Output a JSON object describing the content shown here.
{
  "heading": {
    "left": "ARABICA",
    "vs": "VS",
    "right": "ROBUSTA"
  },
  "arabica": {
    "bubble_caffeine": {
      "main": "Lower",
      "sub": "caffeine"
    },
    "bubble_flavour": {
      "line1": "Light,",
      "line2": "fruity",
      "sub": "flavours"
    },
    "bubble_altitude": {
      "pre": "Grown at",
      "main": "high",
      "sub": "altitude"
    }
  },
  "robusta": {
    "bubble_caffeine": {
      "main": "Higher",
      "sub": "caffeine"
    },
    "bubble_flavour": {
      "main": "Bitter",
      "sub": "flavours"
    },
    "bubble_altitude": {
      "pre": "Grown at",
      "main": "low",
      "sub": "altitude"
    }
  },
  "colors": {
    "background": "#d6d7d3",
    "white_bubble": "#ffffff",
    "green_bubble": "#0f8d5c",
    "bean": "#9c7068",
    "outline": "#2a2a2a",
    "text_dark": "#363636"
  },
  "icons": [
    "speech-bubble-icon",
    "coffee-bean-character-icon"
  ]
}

===============

- **STATED EXERCISE**: Print every entry exactly as written.

- **TASK RESPONSE**:
Output a JSON object describing the content shown here.
{
  "heading": {
    "left": "ARABICA",
    "vs": "VS",
    "right": "ROBUSTA"
  },
  "arabica": {
    "bubble_caffeine": {
      "main": "Lower",
      "sub": "caffeine"
    },
    "bubble_flavour": {
      "line1": "Light,",
      "line2": "fruity",
      "sub": "flavours"
    },
    "bubble_altitude": {
      "pre": "Grown at",
      "main": "high",
      "sub": "altitude"
    }
  },
  "robusta": {
    "bubble_caffeine": {
      "main": "Higher",
      "sub": "caffeine"
    },
    "bubble_flavour": {
      "main": "Bitter",
      "sub": "flavours"
    },
    "bubble_altitude": {
      "pre": "Grown at",
      "main": "low",
      "sub": "altitude"
    }
  },
  "colors": {
    "background": "#d6d7d3",
    "white_bubble": "#ffffff",
    "green_bubble": "#0f8d5c",
    "bean": "#9c7068",
    "outline": "#2a2a2a",
    "text_dark": "#363636"
  },
  "icons": [
    "speech-bubble-icon",
    "coffee-bean-character-icon"
  ]
}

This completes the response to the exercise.